(Stored dataset items)
--- START ---

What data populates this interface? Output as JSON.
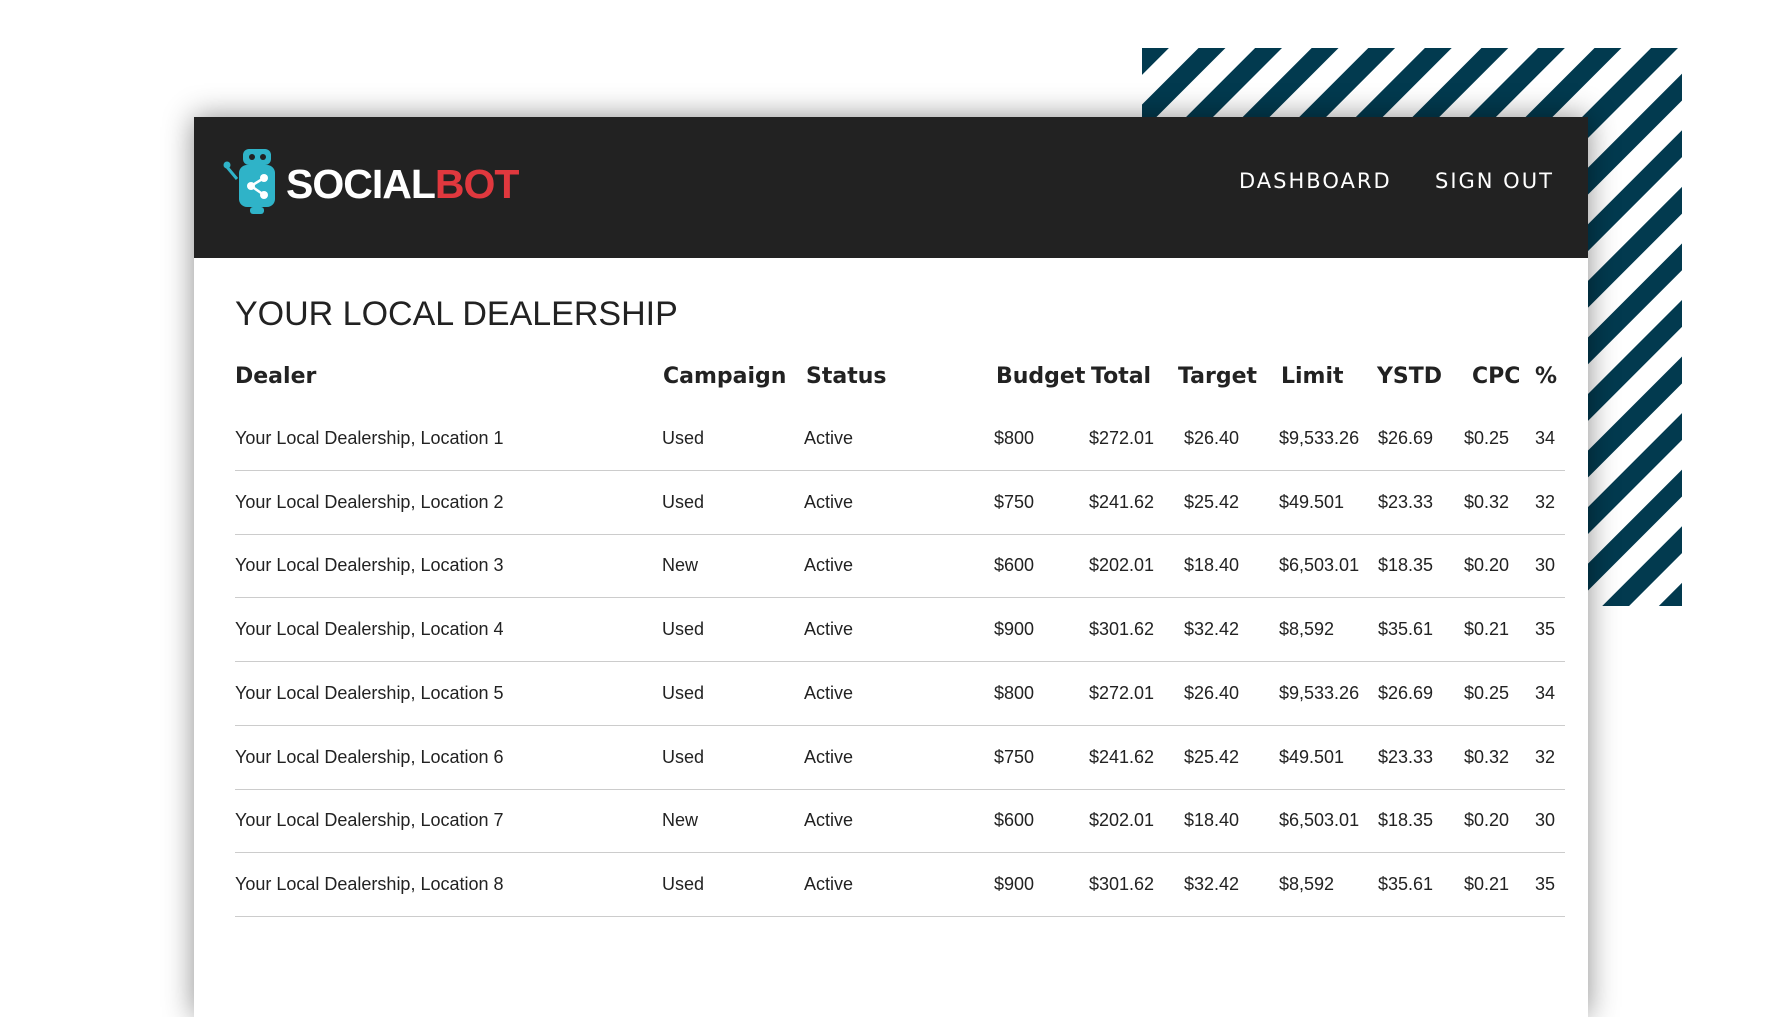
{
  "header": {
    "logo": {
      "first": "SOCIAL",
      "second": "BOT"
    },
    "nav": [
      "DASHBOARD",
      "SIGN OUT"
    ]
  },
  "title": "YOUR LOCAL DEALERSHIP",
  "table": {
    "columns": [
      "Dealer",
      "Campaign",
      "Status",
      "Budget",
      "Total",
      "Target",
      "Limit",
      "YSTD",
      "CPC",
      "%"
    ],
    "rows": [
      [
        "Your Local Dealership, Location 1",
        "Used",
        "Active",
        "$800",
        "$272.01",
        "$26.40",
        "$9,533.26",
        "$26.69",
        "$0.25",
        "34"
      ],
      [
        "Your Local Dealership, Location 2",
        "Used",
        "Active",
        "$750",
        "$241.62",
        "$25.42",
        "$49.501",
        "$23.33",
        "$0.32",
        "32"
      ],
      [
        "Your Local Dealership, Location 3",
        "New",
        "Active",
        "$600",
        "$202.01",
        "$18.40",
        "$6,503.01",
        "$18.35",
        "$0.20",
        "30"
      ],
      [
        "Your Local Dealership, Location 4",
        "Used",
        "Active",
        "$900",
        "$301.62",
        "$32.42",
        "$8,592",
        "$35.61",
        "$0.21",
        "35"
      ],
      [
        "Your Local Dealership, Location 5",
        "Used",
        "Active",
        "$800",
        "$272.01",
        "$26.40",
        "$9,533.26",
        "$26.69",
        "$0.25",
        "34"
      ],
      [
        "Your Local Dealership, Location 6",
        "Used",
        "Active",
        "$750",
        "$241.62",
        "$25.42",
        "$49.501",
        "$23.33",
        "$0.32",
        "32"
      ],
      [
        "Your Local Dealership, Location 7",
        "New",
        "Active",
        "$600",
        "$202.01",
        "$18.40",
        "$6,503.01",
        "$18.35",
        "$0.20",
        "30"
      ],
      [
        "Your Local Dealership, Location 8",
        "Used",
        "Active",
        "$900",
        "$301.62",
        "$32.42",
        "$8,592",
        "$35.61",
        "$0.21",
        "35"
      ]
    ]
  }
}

--- END ---

▶ _GOAL_: Look through the data and show every line containing "Location".

▶ _RESULT FOR THIS TASK_:
        "Your Local Dealership, Location 1",
        "Your Local Dealership, Location 2",
        "Your Local Dealership, Location 3",
        "Your Local Dealership, Location 4",
        "Your Local Dealership, Location 5",
        "Your Local Dealership, Location 6",
        "Your Local Dealership, Location 7",
        "Your Local Dealership, Location 8",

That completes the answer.